## START
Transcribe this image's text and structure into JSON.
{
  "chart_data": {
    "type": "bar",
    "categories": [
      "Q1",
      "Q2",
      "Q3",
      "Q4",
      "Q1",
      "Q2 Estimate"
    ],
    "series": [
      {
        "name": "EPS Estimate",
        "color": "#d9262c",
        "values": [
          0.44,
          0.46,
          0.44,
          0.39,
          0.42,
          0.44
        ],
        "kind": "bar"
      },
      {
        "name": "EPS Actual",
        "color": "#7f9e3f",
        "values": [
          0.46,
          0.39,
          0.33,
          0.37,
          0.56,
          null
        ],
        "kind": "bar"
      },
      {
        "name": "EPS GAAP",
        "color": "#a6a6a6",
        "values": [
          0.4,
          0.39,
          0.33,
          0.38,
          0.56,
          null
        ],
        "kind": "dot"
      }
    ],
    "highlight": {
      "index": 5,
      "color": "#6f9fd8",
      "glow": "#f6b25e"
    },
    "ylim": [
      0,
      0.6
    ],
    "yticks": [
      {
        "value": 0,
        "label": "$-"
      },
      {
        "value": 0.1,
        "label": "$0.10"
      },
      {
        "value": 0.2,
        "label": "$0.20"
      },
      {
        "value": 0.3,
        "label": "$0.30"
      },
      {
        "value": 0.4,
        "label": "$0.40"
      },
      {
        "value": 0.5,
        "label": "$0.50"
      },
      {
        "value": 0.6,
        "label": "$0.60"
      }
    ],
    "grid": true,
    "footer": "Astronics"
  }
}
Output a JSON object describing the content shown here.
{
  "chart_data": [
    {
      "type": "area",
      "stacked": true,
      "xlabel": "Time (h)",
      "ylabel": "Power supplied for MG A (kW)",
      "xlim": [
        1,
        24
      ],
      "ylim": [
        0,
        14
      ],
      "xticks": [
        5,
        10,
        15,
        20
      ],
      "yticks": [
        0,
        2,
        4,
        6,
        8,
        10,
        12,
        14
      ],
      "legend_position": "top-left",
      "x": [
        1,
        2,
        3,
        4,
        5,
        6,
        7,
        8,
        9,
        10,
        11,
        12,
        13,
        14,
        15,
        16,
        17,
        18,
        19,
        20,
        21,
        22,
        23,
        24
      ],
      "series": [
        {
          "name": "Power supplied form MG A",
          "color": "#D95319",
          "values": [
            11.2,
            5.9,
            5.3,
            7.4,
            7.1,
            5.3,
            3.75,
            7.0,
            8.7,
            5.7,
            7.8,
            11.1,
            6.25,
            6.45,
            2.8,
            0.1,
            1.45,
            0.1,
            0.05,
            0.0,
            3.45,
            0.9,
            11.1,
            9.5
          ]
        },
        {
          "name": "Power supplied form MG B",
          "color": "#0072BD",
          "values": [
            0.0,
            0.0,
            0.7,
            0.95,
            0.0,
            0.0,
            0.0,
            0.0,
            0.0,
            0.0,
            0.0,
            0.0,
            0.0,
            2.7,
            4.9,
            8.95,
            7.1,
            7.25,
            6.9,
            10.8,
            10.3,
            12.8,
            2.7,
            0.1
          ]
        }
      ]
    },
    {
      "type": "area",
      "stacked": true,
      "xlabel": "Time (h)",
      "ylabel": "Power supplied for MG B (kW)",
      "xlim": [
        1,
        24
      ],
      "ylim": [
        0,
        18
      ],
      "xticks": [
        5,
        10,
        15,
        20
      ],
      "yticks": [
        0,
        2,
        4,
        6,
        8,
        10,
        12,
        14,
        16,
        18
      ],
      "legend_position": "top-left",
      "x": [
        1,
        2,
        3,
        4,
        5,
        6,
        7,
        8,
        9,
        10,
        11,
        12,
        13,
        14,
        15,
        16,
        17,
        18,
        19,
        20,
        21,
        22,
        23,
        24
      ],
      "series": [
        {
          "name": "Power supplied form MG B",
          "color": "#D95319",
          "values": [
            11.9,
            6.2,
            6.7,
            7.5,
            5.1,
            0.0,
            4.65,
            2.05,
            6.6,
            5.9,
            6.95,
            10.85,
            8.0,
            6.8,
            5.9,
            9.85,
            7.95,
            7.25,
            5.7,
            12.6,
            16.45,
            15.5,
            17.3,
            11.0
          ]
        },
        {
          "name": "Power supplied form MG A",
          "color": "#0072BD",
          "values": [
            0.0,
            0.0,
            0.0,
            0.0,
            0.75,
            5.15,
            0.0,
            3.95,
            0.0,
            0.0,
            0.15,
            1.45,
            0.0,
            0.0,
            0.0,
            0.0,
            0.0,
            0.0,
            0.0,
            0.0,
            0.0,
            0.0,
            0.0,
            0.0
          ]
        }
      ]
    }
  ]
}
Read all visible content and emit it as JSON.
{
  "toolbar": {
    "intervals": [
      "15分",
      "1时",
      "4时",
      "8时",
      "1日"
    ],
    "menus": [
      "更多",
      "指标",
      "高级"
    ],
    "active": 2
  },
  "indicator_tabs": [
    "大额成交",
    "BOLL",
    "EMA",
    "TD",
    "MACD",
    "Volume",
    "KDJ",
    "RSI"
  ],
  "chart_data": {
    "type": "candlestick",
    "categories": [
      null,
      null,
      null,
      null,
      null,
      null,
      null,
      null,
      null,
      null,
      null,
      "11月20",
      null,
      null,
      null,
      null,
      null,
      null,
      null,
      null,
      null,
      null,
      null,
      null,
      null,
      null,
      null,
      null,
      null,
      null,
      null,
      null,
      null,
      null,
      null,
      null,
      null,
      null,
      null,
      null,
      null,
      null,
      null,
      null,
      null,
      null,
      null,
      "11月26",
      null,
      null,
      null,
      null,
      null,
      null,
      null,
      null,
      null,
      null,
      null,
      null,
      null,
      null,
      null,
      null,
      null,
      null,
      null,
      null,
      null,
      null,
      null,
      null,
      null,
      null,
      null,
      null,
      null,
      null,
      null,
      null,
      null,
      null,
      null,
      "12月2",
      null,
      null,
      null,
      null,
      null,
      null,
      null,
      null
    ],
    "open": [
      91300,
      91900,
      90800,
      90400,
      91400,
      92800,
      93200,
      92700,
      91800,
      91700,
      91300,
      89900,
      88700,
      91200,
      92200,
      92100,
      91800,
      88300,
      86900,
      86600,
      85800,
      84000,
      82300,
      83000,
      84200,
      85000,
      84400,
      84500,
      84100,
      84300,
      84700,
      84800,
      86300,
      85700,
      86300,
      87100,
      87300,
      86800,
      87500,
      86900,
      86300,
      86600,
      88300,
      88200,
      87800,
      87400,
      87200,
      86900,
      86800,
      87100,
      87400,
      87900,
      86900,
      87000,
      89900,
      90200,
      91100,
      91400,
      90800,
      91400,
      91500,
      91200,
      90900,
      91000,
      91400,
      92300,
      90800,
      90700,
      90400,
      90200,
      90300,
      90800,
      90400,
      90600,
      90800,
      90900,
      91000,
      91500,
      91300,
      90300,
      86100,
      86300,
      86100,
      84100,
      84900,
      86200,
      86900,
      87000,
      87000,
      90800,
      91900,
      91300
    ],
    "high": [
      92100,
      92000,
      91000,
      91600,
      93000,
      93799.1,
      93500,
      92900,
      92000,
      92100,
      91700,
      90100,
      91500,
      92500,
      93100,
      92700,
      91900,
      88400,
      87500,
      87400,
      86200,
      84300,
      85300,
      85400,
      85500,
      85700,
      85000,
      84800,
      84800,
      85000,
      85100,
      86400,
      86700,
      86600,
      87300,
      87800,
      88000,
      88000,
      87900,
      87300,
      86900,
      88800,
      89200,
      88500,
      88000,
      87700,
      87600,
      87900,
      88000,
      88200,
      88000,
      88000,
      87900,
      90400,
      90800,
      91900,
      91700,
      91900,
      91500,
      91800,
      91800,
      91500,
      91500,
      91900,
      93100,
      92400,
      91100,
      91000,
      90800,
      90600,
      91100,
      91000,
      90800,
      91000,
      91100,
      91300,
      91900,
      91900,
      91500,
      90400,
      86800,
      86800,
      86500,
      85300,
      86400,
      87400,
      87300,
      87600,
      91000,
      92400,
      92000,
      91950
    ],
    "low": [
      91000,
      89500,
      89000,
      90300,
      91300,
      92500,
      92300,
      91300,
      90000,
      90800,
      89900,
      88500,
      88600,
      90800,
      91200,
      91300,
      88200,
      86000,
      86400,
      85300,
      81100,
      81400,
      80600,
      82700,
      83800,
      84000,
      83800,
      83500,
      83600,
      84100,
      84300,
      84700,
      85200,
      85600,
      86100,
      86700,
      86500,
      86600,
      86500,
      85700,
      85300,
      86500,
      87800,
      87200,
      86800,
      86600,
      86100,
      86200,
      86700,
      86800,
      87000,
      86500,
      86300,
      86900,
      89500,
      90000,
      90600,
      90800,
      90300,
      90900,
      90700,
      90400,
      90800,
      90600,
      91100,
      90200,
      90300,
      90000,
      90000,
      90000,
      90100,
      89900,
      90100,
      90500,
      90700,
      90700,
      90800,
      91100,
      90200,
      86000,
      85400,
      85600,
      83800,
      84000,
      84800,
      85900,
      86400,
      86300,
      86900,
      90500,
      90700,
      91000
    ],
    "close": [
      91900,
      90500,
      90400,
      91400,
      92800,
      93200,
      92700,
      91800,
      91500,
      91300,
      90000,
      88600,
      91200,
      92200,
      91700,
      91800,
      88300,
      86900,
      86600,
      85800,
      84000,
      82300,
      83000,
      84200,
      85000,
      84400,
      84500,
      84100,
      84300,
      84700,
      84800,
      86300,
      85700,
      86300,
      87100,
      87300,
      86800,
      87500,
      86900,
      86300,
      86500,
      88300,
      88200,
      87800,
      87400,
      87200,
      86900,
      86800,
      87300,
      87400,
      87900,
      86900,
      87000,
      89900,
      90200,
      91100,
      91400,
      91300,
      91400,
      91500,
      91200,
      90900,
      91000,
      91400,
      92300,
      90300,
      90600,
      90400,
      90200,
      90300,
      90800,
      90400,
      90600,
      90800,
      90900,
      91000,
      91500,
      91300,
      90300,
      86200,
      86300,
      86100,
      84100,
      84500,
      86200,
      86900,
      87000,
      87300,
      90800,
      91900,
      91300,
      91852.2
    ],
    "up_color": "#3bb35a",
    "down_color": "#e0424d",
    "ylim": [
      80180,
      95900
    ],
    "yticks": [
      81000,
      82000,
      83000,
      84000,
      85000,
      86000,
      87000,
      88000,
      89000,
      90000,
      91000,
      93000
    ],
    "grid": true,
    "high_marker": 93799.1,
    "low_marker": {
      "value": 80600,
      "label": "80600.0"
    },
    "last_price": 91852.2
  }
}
## END
From the records above, pull out every line containing the word "JSON".

» **Full answer**
Transcribe this image's text and structure into JSON.
Output a JSON object describing the content shown here.
Read all visible content and emit it as JSON.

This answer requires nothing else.